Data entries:
++++++++++

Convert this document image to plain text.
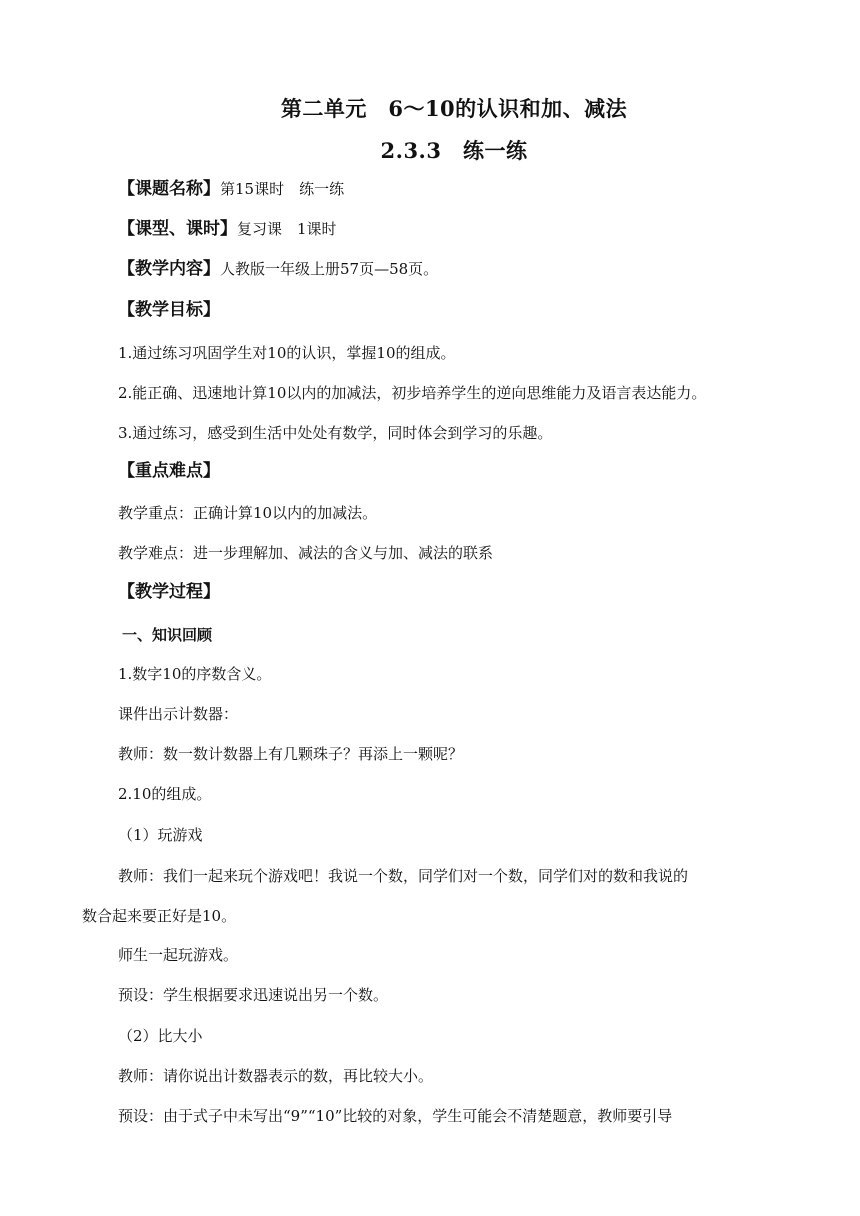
第二单元　6～10的认识和加、减法
2.3.3　练一练
【课题名称】第15课时　练一练
【课型、课时】复习课　1课时
【教学内容】人教版一年级上册57页—58页。
【教学目标】
1.通过练习巩固学生对10的认识，掌握10的组成。
2.能正确、迅速地计算10以内的加减法，初步培养学生的逆向思维能力及语言表达能力。
3.通过练习，感受到生活中处处有数学，同时体会到学习的乐趣。
【重点难点】
教学重点：正确计算10以内的加减法。
教学难点：进一步理解加、减法的含义与加、减法的联系
【教学过程】
一、知识回顾
1.数字10的序数含义。
课件出示计数器：
教师：数一数计数器上有几颗珠子？再添上一颗呢？
2.10的组成。
（1）玩游戏
教师：我们一起来玩个游戏吧！我说一个数，同学们对一个数，同学们对的数和我说的
数合起来要正好是10。
师生一起玩游戏。
预设：学生根据要求迅速说出另一个数。
（2）比大小
教师：请你说出计数器表示的数，再比较大小。
预设：由于式子中未写出“9”“10”比较的对象，学生可能会不清楚题意，教师要引导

++++++++++

Transcribe the material exactly, keeping every word and none of the pictures.

Solution to this exercise:
Convert this document image to plain text.
第二单元　6～10的认识和加、减法
2.3.3　练一练
【课题名称】第15课时　练一练
【课型、课时】复习课　1课时
【教学内容】人教版一年级上册57页—58页。
【教学目标】
1.通过练习巩固学生对10的认识，掌握10的组成。
2.能正确、迅速地计算10以内的加减法，初步培养学生的逆向思维能力及语言表达能力。
3.通过练习，感受到生活中处处有数学，同时体会到学习的乐趣。
【重点难点】
教学重点：正确计算10以内的加减法。
教学难点：进一步理解加、减法的含义与加、减法的联系
【教学过程】
一、知识回顾
1.数字10的序数含义。
课件出示计数器：
教师：数一数计数器上有几颗珠子？再添上一颗呢？
2.10的组成。
（1）玩游戏
教师：我们一起来玩个游戏吧！我说一个数，同学们对一个数，同学们对的数和我说的
数合起来要正好是10。
师生一起玩游戏。
预设：学生根据要求迅速说出另一个数。
（2）比大小
教师：请你说出计数器表示的数，再比较大小。
预设：由于式子中未写出“9”“10”比较的对象，学生可能会不清楚题意，教师要引导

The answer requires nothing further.